■ Document extract:
Content starts

For each individual, the entry date to this study was the date of first health examination, while the exit date (right censor date) was the first onset of diabetes in the follow-up examination or date of the last examination. We initially identified 175,525 adults aged 35–79 years at the entry date. We excluded individuals with type 2 diabetes at baseline (n = 9,747) or missing information on one or more risk factors under study (n = 25,678). Individuals who stayed in the study less than 365 days were excluded (n = 6,948). Individuals taking glucose-lowering medication without information on self-reported diabetes were also excluded (n = 775). The final population for this study included 132,377 non-diabetic individuals (64,875 men and 67,502 women) with an average follow-up of 5.8 years (range, 1 to 18.9) for men and 5.9 (1 to 18.9) for women, and thus contributed 771,489 person years of observations (374,465 in men and 397,024 in women).

Assessment of diabetes

The primary outcome was the first-onset of diabetes in the follow-up examination, i.e., incident diabetes. Diabetes was defined as individuals who had fasting plasma glucose (FPG) ≥ 126 mg/dL (6.99 mmol/L) (test-based diabetes, n = 6,138) or self-reported diabetic patients who currently take glucose-lowering medication (known diabetes, n = 417).

Diabetic risk factors

Baseline biometric and risk factor data were derived from the first physical examination and health questionnaire. NALFD status was ultrasonography-diagnosed by well-trained clinicians to be no (negative) or yes (positive). The level of each liver enzyme was categorized as high (ALT >33 U/L; AST >27 U/L; GGT ≥50 U/L [men] or ≥39 U/L [women]; ALP >220 U/L [1996–2004] or >104 U/L [2005-present]) and normal (otherwise). Age status was categorized as old (≥65 years) and young (otherwise). Hypertension was defined as systolic blood pressure ≥140 mmHg and/or diastolic blood pressure ≥90 mmHg and/or on anti-hypertensive drugs. Obesity was defined as a body mass index (BMI) ≥27 kg/m2, which was calculated as weight (in kilogram) divided by the square of height (in meter). Smoking status was categorized as current smoking and not current smoking (never or former). Drinking status was categorized as drinking (>20 g ethanol/week, calculated by the type of alcohol and the number of drinks a week) and not drinking. Physical activity was determined by metabolic equivalent of task (MET)-hours per week and categorized as active (≥3.75 MET-h) and inactive (otherwise)44. The levels of triglycerides and total cholesterol were also categorized as high (triglycerides >200 mg/dL [1996–2004] or >150 mg/dL [2005-present]; total cholesterol ≥240 mg/dL) and normal (otherwise). The level of high-density lipoprotein cholesterol (HDL-C) was categorized as normal (≥40 mg/dL [men] or ≥50 mg/dL [women]) and low (otherwise).

Statistical analysis

Descriptive data were presented as frequency (the number of participants) and mean ± SD, respectively, for categorical and continuous variables. We used Cox proportional hazard models to examine the effect of individual factor on diabetes. For multiple regression analysis, the relationships of diabetes with NAFLD (yes, no), ALT (high, normal), AST (high, normal), GGT (high, normal), and ALP (high, normal) were assessed by controlling for other risk factors, including age (old, young), family history of diabetes (yes, no), hypertension (yes, no), BMI (obese, non-obese), smoking (yes, no), drinking (yes, no), physical activity (active, inactive), triglyceride (high, normal), total cholesterol (high, normal), and HDL-C (normal, low). The analyses were conducted separately for men and women. Hazard ratios were considered statistically significant if their 95% CI did not include 1.0. All statistical analyses were carried out using Stata version 13.1 (Stata, College Station, Texas).

Content ends

■ Records supplied:

Content starts

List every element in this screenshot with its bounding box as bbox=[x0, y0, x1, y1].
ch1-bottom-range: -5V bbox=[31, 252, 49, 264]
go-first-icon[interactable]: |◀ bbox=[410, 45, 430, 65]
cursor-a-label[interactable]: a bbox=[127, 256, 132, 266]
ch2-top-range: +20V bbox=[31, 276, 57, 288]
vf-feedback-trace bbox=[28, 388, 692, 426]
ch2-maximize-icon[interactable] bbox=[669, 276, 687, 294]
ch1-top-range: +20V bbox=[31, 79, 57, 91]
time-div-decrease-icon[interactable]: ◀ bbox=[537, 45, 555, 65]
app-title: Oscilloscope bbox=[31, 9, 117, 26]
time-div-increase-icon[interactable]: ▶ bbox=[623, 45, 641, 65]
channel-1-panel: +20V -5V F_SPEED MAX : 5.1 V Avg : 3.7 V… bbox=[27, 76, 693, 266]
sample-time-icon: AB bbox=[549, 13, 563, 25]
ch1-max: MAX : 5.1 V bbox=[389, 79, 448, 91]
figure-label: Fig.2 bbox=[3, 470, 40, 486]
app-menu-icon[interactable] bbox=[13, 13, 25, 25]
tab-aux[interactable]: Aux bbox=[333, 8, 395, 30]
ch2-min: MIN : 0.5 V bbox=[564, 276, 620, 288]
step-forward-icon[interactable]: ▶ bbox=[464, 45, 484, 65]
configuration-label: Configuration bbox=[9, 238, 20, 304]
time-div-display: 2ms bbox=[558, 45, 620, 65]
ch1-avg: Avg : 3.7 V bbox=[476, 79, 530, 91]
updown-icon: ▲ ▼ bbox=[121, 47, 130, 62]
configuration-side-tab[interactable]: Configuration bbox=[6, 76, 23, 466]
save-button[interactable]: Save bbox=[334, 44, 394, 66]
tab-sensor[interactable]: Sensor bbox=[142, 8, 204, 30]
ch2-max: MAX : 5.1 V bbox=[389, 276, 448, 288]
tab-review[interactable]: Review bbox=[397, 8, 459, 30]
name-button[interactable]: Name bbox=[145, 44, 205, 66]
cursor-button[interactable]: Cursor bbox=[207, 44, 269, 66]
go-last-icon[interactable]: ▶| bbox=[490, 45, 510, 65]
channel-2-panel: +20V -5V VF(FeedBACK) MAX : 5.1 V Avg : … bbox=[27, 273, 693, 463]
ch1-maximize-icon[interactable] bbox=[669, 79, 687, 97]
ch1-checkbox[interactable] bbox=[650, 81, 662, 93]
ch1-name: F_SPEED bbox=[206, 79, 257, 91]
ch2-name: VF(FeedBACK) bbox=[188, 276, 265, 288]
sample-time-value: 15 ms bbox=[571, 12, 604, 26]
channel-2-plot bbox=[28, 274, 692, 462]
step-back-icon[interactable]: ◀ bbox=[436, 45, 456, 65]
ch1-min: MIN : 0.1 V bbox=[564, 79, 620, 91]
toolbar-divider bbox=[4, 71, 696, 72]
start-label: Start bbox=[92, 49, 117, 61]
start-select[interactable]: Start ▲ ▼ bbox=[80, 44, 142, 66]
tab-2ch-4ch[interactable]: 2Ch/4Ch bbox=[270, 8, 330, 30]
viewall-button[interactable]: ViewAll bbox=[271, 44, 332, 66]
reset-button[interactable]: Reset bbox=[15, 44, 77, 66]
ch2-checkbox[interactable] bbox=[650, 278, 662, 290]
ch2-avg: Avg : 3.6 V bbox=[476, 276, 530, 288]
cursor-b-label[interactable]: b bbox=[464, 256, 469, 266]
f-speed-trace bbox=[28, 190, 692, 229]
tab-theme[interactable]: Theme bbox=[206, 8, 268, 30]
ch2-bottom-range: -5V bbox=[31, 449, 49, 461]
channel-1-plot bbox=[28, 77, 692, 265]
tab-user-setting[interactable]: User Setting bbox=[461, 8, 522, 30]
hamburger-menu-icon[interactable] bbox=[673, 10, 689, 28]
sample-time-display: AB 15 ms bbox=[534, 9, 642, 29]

Content ends

■ Task requirements:
**A.** In the diabetes study methods excerpt, what body mass index defined obesity?
**B.** Do these statements agree with the diabetes study methods excerpt? (i) Individuals who stayed in the study less than 365 days were excluded. (ii) Men and women were analyzed together in a single model. (iii) Participants aged 65 or older were categorized as old. Answer yes or no for each and quote the deciding words.

■ Task responses:
**A.** A body mass index of 27 kg/m2 or higher.

**B.**
(i) Yes: "Individuals who stayed in the study less than 365 days were excluded (n = 6,948)."
(ii) No: "The analyses were conducted separately for men and women."
(iii) Yes: "Age status was categorized as old (≥65 years) and young (otherwise)."